Your task is to restate the data word for word.

_____

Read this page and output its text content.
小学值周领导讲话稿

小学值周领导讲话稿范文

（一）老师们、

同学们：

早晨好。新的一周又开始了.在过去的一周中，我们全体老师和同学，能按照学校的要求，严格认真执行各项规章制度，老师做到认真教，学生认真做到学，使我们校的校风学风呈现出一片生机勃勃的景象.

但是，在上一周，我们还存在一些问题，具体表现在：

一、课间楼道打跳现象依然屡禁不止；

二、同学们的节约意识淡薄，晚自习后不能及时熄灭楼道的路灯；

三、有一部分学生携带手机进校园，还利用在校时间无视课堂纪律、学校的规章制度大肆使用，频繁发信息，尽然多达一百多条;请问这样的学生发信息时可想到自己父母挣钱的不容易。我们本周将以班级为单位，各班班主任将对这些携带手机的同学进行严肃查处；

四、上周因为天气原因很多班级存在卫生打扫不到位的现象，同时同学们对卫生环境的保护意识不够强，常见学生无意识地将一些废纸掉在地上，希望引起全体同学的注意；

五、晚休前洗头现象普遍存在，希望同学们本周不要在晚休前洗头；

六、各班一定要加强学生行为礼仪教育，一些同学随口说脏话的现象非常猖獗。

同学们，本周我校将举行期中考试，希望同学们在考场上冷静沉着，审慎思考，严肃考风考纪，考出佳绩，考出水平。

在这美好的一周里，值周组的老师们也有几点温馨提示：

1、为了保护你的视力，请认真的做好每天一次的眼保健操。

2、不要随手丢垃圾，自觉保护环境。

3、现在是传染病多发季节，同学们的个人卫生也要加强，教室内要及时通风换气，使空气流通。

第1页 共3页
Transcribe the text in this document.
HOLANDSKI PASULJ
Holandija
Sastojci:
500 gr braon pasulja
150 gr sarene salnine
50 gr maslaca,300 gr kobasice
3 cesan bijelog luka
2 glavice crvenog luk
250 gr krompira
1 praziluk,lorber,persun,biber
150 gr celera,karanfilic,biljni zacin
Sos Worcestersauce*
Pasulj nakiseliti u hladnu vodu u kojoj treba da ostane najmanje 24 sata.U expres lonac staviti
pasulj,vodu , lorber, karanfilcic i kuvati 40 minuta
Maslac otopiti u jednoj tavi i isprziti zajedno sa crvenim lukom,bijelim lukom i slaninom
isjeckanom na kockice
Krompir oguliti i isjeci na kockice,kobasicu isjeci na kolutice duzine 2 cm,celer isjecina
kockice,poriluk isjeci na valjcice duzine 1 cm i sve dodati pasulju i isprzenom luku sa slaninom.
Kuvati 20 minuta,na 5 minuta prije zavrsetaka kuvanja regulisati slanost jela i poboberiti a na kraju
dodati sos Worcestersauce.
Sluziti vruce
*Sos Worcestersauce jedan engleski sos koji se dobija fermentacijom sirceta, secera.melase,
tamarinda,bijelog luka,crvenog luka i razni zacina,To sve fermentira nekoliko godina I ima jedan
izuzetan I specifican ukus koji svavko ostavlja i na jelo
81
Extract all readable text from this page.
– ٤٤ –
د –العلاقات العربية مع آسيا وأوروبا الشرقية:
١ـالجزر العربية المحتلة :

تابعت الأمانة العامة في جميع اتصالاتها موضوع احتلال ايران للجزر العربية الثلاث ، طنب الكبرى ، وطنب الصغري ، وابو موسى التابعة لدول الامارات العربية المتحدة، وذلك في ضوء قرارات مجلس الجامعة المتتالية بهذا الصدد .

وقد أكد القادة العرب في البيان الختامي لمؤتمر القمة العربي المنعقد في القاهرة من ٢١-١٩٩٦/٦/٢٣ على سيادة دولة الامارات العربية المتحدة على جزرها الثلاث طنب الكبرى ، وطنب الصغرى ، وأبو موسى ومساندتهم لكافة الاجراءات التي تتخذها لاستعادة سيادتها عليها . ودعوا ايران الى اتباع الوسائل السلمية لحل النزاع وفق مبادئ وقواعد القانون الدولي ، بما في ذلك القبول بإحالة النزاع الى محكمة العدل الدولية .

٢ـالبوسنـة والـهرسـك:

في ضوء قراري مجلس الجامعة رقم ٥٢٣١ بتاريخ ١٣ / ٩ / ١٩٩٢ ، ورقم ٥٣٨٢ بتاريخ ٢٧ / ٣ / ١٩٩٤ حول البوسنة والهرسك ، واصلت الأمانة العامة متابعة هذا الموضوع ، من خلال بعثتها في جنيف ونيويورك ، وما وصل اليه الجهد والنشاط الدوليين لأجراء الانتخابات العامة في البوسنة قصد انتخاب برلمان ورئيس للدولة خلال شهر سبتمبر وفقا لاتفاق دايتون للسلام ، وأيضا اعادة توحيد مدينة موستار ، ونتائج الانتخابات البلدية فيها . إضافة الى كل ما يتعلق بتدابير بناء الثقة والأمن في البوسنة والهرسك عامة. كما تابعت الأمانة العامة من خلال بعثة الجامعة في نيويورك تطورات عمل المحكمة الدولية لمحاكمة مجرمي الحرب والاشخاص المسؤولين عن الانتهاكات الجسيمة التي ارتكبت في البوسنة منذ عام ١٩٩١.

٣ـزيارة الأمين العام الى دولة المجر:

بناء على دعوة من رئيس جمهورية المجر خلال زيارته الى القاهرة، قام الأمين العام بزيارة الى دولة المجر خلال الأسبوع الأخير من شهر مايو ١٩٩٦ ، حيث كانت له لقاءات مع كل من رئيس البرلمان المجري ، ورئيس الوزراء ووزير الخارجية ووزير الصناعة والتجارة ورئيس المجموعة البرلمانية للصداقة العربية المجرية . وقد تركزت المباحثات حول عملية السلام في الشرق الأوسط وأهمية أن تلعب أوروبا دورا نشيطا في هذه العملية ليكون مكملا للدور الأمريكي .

_____

> **TASK RESULT**:
Read this page and output its text content.
小学值周领导讲话稿

小学值周领导讲话稿范文

（一）老师们、

同学们：

早晨好。新的一周又开始了.在过去的一周中，我们全体老师和同学，能按照学校的要求，严格认真执行各项规章制度，老师做到认真教，学生认真做到学，使我们校的校风学风呈现出一片生机勃勃的景象.

但是，在上一周，我们还存在一些问题，具体表现在：

一、课间楼道打跳现象依然屡禁不止；

二、同学们的节约意识淡薄，晚自习后不能及时熄灭楼道的路灯；

三、有一部分学生携带手机进校园，还利用在校时间无视课堂纪律、学校的规章制度大肆使用，频繁发信息，尽然多达一百多条;请问这样的学生发信息时可想到自己父母挣钱的不容易。我们本周将以班级为单位，各班班主任将对这些携带手机的同学进行严肃查处；

四、上周因为天气原因很多班级存在卫生打扫不到位的现象，同时同学们对卫生环境的保护意识不够强，常见学生无意识地将一些废纸掉在地上，希望引起全体同学的注意；

五、晚休前洗头现象普遍存在，希望同学们本周不要在晚休前洗头；

六、各班一定要加强学生行为礼仪教育，一些同学随口说脏话的现象非常猖獗。

同学们，本周我校将举行期中考试，希望同学们在考场上冷静沉着，审慎思考，严肃考风考纪，考出佳绩，考出水平。

在这美好的一周里，值周组的老师们也有几点温馨提示：

1、为了保护你的视力，请认真的做好每天一次的眼保健操。

2、不要随手丢垃圾，自觉保护环境。

3、现在是传染病多发季节，同学们的个人卫生也要加强，教室内要及时通风换气，使空气流通。

第1页 共3页
Transcribe the text in this document.
HOLANDSKI PASULJ
Holandija
Sastojci:
500 gr braon pasulja
150 gr sarene salnine
50 gr maslaca,300 gr kobasice
3 cesan bijelog luka
2 glavice crvenog luk
250 gr krompira
1 praziluk,lorber,persun,biber
150 gr celera,karanfilic,biljni zacin
Sos Worcestersauce*
Pasulj nakiseliti u hladnu vodu u kojoj treba da ostane najmanje 24 sata.U expres lonac staviti
pasulj,vodu , lorber, karanfilcic i kuvati 40 minuta
Maslac otopiti u jednoj tavi i isprziti zajedno sa crvenim lukom,bijelim lukom i slaninom
isjeckanom na kockice
Krompir oguliti i isjeci na kockice,kobasicu isjeci na kolutice duzine 2 cm,celer isjecina
kockice,poriluk isjeci na valjcice duzine 1 cm i sve dodati pasulju i isprzenom luku sa slaninom.
Kuvati 20 minuta,na 5 minuta prije zavrsetaka kuvanja regulisati slanost jela i poboberiti a na kraju
dodati sos Worcestersauce.
Sluziti vruce
*Sos Worcestersauce jedan engleski sos koji se dobija fermentacijom sirceta, secera.melase,
tamarinda,bijelog luka,crvenog luka i razni zacina,To sve fermentira nekoliko godina I ima jedan
izuzetan I specifican ukus koji svavko ostavlja i na jelo
81
Extract all readable text from this page.
– ٤٤ –
د –العلاقات العربية مع آسيا وأوروبا الشرقية:
١ـالجزر العربية المحتلة :

تابعت الأمانة العامة في جميع اتصالاتها موضوع احتلال ايران للجزر العربية الثلاث ، طنب الكبرى ، وطنب الصغري ، وابو موسى التابعة لدول الامارات العربية المتحدة، وذلك في ضوء قرارات مجلس الجامعة المتتالية بهذا الصدد .

وقد أكد القادة العرب في البيان الختامي لمؤتمر القمة العربي المنعقد في القاهرة من ٢١-١٩٩٦/٦/٢٣ على سيادة دولة الامارات العربية المتحدة على جزرها الثلاث طنب الكبرى ، وطنب الصغرى ، وأبو موسى ومساندتهم لكافة الاجراءات التي تتخذها لاستعادة سيادتها عليها . ودعوا ايران الى اتباع الوسائل السلمية لحل النزاع وفق مبادئ وقواعد القانون الدولي ، بما في ذلك القبول بإحالة النزاع الى محكمة العدل الدولية .

٢ـالبوسنـة والـهرسـك:

في ضوء قراري مجلس الجامعة رقم ٥٢٣١ بتاريخ ١٣ / ٩ / ١٩٩٢ ، ورقم ٥٣٨٢ بتاريخ ٢٧ / ٣ / ١٩٩٤ حول البوسنة والهرسك ، واصلت الأمانة العامة متابعة هذا الموضوع ، من خلال بعثتها في جنيف ونيويورك ، وما وصل اليه الجهد والنشاط الدوليين لأجراء الانتخابات العامة في البوسنة قصد انتخاب برلمان ورئيس للدولة خلال شهر سبتمبر وفقا لاتفاق دايتون للسلام ، وأيضا اعادة توحيد مدينة موستار ، ونتائج الانتخابات البلدية فيها . إضافة الى كل ما يتعلق بتدابير بناء الثقة والأمن في البوسنة والهرسك عامة. كما تابعت الأمانة العامة من خلال بعثة الجامعة في نيويورك تطورات عمل المحكمة الدولية لمحاكمة مجرمي الحرب والاشخاص المسؤولين عن الانتهاكات الجسيمة التي ارتكبت في البوسنة منذ عام ١٩٩١.

٣ـزيارة الأمين العام الى دولة المجر:

بناء على دعوة من رئيس جمهورية المجر خلال زيارته الى القاهرة، قام الأمين العام بزيارة الى دولة المجر خلال الأسبوع الأخير من شهر مايو ١٩٩٦ ، حيث كانت له لقاءات مع كل من رئيس البرلمان المجري ، ورئيس الوزراء ووزير الخارجية ووزير الصناعة والتجارة ورئيس المجموعة البرلمانية للصداقة العربية المجرية . وقد تركزت المباحثات حول عملية السلام في الشرق الأوسط وأهمية أن تلعب أوروبا دورا نشيطا في هذه العملية ليكون مكملا للدور الأمريكي .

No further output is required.